▶ **EXCERPT**
# # # #
Summary
finding the statute of limitations for an ADA claim brought in Washington is three years
Summary of this case from Craft v. Wash. Dep't of Corr.Opinion
Case No. C08-5755 FDB.
March 23, 2009
ORDER GRANTING THE MOTIONS TO DISMISS THE COMPLAINT AGAINST ALL DEFENDANTS FOR FAILURE TO STATE A CLAIM
This matter comes before the Court on the motions of all named Defendants to dismiss the complaint of Plaintiff Fair Housing Counsel of Oregon for failure to state a claim. The Court, having reviewed the motions and response thereto, is fully informed and hereby grants the motions to dismiss for the reasons that follow.
Introduction and Background
The Fair Housing Counsel of Oregon (FHCO) commenced this disabilities discrimination action under the Federal Fair Housing Act, as amended by the Fair Housing Act Amendments Act of 1988 (FHA), 42 U.S.C. §§ 3601- 3619, and the Americans with Disabilities Act (ADA), 42 U.S.C. § 1281, et seq., to enjoin and remedy alleged violations of these civil rights laws by Defendants in the design, construction, and operation of covered multifamily dwellings at the Heritage Park Apartments, Vancouver, Washington.
The FHCO filed an administrative complaint with the Department of Housing and Urban Development (HUD) on May 9, 2005. Pending the administrative proceedings, the Ninth Circuit Court of Appeals held that in actions alleging violations of Fair Housing Act's (FHA) design/construction requirements for handicapped access in multi-family dwellings, the FHA's two-year limitations period governing private civil actions runs from conclusion of design-and-construction phase, which occurs on date the last certificate of occupancy is issued. Garcia v. Brockway, 526 F.3d 456, 460-61 (9th Cir. 2008). Because the administrative complaint was filed beyond the two-year limitations period, HUD held the complaint untimely and dismissed the action. FHCO then filed the instant action on December 17, 2008. All Defendants assert that the action is barred by the statutes of limitations and move to dismiss the complaint pursuant to Fed.R.Civ.P. 12(b)(6) for failure to state a claim.
# # # #
▶ **GIVEN ENTRIES**
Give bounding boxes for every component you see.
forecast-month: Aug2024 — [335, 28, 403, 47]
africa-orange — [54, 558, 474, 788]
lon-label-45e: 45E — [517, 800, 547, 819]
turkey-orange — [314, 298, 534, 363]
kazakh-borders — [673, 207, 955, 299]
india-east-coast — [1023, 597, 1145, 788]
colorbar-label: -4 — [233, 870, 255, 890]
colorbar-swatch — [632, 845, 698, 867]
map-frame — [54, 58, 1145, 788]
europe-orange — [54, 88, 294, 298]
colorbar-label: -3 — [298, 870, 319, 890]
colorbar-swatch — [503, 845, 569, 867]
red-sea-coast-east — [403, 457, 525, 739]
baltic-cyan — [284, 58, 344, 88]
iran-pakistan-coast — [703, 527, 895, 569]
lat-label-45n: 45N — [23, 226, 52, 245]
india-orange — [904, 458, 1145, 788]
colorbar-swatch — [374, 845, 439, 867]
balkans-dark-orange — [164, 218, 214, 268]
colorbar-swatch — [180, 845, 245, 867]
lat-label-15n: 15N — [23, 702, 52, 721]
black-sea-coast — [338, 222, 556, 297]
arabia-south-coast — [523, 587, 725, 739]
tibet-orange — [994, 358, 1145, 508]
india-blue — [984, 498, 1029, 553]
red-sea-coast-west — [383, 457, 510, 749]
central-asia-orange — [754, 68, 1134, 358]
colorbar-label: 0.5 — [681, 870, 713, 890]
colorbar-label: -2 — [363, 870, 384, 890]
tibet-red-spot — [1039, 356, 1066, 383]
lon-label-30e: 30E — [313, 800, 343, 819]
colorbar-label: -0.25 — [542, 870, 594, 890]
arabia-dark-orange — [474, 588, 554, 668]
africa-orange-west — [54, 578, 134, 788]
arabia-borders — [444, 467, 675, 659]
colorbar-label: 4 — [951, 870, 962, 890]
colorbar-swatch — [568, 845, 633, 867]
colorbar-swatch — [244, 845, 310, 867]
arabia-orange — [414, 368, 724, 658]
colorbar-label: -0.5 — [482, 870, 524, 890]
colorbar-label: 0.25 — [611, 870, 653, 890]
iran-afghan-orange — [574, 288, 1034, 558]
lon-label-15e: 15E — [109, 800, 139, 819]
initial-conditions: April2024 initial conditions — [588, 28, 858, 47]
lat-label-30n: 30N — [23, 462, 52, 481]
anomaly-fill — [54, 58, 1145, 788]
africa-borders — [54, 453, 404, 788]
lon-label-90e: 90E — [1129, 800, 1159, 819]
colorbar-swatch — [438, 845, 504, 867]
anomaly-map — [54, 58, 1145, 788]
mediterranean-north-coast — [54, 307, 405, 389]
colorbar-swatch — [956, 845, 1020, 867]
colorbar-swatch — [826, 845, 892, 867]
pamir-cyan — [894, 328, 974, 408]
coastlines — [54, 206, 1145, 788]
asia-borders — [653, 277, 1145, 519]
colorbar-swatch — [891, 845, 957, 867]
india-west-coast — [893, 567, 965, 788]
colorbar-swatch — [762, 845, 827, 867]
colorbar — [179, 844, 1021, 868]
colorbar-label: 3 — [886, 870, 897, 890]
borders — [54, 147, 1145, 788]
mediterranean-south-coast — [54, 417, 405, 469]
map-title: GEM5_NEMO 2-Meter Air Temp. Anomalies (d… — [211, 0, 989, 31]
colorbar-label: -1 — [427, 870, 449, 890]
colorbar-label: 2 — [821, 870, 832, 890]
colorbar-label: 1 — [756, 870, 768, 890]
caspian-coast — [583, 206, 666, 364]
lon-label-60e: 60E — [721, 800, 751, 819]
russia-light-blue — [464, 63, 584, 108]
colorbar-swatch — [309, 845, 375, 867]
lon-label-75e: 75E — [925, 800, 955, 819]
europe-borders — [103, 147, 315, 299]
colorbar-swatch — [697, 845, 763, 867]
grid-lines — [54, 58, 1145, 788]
# # # #
▶ **SHORT PROBLEM A**
Using the court order above, decide whether each statement agrees with it: (i) FHCO filed its administrative complaint with HUD on May 9, 2005; (ii) HUD found the administrative complaint timely; (iii) the defendants seek dismissal under Fed.R.Civ.P. 12(b)(6). For each, answer yes or no and quote the words of the order that decide it.
▶ **SHORT PROBLEM B**
Return the part of the court order from "March 23, 2009" to "reasons that follow.", copied without any change.

▶ **TASK SOLUTION A**
(i) Yes: "The FHCO filed an administrative complaint with the Department of Housing and Urban Development (HUD) on May 9, 2005."
(ii) No: "HUD held the complaint untimely and dismissed the action."
(iii) Yes: "move to dismiss the complaint pursuant to Fed.R.Civ.P. 12(b)(6) for failure to state a claim."

▶ **TASK SOLUTION B**
March 23, 2009
ORDER GRANTING THE MOTIONS TO DISMISS THE COMPLAINT AGAINST ALL DEFENDANTS FOR FAILURE TO STATE A CLAIM
This matter comes before the Court on the motions of all named Defendants to dismiss the complaint of Plaintiff Fair Housing Counsel of Oregon for failure to state a claim. The Court, having reviewed the motions and response thereto, is fully informed and hereby grants the motions to dismiss for the reasons that follow.